--- start of RECORD LIST ---

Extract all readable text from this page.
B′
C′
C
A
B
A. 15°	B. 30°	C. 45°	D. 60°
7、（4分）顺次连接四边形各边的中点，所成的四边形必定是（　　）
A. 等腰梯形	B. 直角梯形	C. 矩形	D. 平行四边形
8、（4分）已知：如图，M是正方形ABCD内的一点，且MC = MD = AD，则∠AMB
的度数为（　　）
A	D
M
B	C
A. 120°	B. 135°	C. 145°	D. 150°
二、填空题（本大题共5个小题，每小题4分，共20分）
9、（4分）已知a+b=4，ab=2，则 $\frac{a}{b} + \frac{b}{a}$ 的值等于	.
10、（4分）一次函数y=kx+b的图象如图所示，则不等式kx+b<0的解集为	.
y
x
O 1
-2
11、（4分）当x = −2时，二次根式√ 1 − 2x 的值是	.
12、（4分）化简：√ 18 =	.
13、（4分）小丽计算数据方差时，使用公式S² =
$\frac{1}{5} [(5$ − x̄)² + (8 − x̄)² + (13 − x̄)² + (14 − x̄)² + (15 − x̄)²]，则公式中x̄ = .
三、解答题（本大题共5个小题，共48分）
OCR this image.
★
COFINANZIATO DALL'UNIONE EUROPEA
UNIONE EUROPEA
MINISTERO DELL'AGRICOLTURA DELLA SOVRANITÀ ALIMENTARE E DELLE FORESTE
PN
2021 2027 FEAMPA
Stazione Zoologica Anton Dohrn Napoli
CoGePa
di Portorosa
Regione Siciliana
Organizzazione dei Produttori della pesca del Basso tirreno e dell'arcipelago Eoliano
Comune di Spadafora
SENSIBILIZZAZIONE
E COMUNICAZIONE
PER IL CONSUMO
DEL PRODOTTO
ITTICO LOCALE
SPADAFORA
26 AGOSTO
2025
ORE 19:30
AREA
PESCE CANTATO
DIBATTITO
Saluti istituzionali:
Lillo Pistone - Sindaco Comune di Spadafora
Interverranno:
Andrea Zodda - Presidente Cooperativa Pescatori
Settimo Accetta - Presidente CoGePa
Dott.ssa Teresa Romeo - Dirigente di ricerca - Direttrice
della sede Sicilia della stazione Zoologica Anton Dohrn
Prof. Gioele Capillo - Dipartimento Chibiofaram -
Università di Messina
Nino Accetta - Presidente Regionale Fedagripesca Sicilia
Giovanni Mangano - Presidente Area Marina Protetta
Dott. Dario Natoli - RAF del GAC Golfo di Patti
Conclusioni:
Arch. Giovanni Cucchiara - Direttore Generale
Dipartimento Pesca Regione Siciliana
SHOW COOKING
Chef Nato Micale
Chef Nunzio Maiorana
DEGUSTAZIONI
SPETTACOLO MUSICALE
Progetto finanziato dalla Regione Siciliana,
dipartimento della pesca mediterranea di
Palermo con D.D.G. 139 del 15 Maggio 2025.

--- end of RECORD LIST ---

Locate the word "Chef" in the records and collect each line it appears in.

Chef Nato Micale
Chef Nunzio Maiorana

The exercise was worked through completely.